Début des délibérations au procès Weinstein

Début des délibérations au procès Weinstein
EPA

Le jury d’un tribunal pénal de Manhattan a entamé mardi ses délibérations après trois semaines et demie de procès du producteur Harvey Weinstein, dont le sort paraît incertain.

Celui qui fut jadis un des producteurs de cinéma indépendant le plus puissant au monde est-il coupable de viol et d’agression sexuelle, avec comportement prédateur comme circonstance aggravante ? C’est la question à laquelle vont devoir répondre à l’unanimité les douze jurés du procès.

En cas de désaccord persistant sur tout ou une partie des cinq chefs d’accusations, le procès serait annulé et un autre procès vraisemblablement organisé, avec de nouveaux jurés. « Vous allez devoir statuer sur la question ultime : est-ce que l’accusation a démontré la culpabilité (de l’accusé) au-delà du doute raisonnable ? », a expliqué aux jurés le juge James Burke, qui a présidé aux débats. « Vous devez appliquer (aux délibérations) le même sens commun (…) que dans votre vie de tous les jours », a-t-il ajouté.

Vers 11h30 (17h30 en Belgique), le jury s’est retiré pour délibérer.

Weinstein encourt la prison à perpétuité

S’il est reconnu coupable de tous les chefs d’accusation, Harvey Weinstein (67 ans) encourt la prison à perpétuité compte tenu de la circonstance aggravante. Sa peine serait alors déterminée ultérieurement par le juge Burke. Il s’agirait de la première reconnaissance de culpabilité dans une affaire post-#MeToo, celle de l’acteur Bill Cosby résultant de poursuites entamées en 2015.

Si six femmes se présentant comme victimes ont témoigné au procès, parmi les plus de 80 qui ont accusé le producteur, seules deux sont au centre des débats, le reste des faits allégués étant prescrit.

D’une part l’ancienne assistante de production Mimi Haleyi, qui affirme avoir été agressée sexuellement dans l’appartement new-yorkais d’Harvey Weinstein, en 2006. D’autre part l’ancienne actrice Jessica Mann, qui assure, elle, avoir été violée par l’ancien patron du studio Miramax, dans une chambre d’hôtel en 2013.

Harvey Weinstein assure que ces relations étaient toutes consenties.

* [Données fournies]
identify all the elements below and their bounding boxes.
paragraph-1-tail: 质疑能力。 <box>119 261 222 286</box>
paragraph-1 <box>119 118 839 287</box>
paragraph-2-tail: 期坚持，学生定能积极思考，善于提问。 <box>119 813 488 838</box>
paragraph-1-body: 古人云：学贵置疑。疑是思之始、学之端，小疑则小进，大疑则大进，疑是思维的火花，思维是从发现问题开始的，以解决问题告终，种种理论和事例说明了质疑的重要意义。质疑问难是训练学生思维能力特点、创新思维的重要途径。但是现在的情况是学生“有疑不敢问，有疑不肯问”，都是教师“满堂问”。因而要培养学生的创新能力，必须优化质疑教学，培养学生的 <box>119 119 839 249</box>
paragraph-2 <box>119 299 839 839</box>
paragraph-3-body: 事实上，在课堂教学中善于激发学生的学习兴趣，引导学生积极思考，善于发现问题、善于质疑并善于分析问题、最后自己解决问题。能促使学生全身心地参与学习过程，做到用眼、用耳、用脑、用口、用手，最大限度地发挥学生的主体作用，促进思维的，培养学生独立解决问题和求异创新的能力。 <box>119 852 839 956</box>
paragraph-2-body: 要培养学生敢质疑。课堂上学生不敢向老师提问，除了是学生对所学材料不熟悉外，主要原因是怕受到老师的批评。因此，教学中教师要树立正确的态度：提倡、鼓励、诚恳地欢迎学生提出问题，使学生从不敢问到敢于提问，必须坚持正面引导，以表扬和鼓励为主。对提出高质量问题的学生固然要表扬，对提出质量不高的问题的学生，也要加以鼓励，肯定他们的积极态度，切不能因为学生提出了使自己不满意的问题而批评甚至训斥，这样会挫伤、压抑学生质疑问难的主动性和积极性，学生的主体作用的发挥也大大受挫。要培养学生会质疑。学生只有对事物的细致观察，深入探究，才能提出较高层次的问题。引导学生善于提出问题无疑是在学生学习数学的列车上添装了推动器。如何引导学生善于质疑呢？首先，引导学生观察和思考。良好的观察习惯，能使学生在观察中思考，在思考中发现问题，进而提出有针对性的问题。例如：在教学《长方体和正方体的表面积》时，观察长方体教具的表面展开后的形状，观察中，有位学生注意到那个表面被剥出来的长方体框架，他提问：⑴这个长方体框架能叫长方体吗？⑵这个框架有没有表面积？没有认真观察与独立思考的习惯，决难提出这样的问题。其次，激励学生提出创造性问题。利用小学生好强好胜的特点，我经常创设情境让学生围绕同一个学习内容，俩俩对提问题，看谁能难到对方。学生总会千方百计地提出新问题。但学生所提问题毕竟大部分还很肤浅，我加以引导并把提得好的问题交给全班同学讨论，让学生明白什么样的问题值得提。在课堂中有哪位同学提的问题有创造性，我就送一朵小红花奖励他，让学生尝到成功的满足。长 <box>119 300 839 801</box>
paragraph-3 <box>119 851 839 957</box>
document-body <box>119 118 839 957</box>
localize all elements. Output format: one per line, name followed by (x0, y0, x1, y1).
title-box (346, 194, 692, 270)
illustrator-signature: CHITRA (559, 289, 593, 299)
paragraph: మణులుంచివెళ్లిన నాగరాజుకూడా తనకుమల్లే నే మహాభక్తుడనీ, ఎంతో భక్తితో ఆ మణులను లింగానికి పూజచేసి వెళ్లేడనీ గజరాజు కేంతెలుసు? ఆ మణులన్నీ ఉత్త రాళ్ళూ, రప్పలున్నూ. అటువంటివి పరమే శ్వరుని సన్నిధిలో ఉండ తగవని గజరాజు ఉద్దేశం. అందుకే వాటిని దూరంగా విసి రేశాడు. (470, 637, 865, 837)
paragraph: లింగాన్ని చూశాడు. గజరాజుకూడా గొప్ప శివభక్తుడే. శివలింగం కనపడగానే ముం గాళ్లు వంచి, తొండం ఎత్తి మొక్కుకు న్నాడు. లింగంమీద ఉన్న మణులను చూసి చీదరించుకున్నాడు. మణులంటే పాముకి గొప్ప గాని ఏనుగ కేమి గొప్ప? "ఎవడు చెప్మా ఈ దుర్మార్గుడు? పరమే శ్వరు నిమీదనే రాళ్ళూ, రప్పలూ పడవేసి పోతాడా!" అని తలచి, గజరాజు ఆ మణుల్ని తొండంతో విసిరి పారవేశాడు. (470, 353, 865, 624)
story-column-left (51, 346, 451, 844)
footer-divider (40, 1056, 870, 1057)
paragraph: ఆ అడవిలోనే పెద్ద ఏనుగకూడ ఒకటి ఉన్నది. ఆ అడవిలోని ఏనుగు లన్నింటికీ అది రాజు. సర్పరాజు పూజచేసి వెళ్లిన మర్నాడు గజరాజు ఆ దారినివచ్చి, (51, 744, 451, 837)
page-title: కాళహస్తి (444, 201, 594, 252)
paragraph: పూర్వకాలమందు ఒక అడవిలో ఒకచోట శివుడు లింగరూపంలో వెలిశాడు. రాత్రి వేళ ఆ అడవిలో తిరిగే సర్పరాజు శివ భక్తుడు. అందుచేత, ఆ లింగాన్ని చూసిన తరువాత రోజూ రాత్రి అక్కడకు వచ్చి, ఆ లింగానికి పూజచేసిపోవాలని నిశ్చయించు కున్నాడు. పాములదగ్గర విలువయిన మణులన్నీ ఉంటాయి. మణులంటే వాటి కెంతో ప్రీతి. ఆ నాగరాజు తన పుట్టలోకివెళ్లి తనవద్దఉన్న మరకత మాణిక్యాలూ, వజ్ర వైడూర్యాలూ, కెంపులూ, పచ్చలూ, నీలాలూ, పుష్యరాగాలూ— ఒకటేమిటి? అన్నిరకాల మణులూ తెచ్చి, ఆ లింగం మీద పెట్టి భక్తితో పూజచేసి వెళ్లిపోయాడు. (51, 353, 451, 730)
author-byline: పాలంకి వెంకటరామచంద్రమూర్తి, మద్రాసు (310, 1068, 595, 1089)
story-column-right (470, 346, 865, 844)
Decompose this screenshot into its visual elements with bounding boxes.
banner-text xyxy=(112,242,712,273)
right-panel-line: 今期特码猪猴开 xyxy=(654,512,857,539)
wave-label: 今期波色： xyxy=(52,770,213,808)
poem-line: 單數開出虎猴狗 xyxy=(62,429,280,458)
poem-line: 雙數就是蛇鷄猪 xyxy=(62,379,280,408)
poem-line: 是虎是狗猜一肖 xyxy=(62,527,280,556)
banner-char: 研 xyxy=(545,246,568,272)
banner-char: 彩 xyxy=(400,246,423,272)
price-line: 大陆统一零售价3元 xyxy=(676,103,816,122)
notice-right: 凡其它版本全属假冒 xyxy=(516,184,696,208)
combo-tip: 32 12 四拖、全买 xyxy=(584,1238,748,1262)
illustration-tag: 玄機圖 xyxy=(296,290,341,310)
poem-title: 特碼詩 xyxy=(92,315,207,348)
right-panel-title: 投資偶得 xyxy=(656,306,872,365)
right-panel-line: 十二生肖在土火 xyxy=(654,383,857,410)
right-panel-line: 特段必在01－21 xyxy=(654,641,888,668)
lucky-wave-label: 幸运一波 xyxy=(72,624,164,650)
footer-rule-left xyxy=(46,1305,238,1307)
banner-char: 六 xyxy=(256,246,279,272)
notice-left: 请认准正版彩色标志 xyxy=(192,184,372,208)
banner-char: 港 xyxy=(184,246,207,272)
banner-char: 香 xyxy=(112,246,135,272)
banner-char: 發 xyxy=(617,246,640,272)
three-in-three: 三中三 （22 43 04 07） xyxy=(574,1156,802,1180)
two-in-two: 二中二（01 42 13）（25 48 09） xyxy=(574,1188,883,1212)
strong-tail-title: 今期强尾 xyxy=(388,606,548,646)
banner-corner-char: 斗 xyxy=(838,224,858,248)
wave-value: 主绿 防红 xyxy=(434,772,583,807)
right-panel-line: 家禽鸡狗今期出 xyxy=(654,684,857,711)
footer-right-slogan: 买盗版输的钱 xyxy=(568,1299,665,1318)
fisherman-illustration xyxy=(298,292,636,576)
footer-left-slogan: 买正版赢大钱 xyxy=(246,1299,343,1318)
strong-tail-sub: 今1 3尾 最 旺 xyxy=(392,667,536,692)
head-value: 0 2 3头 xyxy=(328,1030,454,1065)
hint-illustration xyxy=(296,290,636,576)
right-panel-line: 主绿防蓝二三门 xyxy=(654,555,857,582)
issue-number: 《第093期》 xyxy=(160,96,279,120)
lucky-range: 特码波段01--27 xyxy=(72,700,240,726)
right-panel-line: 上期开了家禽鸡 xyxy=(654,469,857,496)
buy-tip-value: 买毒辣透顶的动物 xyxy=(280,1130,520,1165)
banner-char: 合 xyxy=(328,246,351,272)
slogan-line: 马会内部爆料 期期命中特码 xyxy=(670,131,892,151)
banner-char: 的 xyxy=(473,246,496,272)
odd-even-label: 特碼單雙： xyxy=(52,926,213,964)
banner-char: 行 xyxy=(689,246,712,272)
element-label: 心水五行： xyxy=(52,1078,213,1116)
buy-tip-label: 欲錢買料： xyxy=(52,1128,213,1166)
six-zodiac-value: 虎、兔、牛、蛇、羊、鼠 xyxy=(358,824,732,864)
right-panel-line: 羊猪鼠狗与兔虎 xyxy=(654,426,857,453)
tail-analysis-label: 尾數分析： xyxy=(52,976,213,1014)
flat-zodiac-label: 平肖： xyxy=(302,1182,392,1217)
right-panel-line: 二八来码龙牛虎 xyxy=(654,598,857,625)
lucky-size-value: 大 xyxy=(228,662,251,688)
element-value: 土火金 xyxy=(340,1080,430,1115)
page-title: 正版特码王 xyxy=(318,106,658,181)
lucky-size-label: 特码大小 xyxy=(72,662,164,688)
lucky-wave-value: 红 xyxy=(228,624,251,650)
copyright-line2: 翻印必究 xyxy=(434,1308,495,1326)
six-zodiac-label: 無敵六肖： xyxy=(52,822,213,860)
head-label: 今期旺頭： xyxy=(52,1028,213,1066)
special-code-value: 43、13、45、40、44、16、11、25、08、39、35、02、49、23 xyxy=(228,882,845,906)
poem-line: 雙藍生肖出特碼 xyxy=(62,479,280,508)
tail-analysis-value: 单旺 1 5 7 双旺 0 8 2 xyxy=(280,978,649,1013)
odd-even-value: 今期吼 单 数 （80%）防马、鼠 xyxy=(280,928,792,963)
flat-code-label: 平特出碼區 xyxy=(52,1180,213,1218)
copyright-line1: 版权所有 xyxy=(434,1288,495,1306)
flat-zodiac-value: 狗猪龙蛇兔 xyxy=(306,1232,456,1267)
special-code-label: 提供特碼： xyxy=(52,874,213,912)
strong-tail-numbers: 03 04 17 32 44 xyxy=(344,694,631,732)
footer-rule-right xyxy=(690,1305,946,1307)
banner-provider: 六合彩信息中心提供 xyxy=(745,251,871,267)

* [Consigne]
Recopiez l'article consacré au procès Weinstein à partir des mots « D’une part l’ancienne » jusqu'aux mots « d’hôtel en 2013. » inclus. Appuyez-vous uniquement sur l'article consacré au procès Weinstein.

* [Résultat]
D’une part l’ancienne assistante de production Mimi Haleyi, qui affirme avoir été agressée sexuellement dans l’appartement new-yorkais d’Harvey Weinstein, en 2006. D’autre part l’ancienne actrice Jessica Mann, qui assure, elle, avoir été violée par l’ancien patron du studio Miramax, dans une chambre d’hôtel en 2013.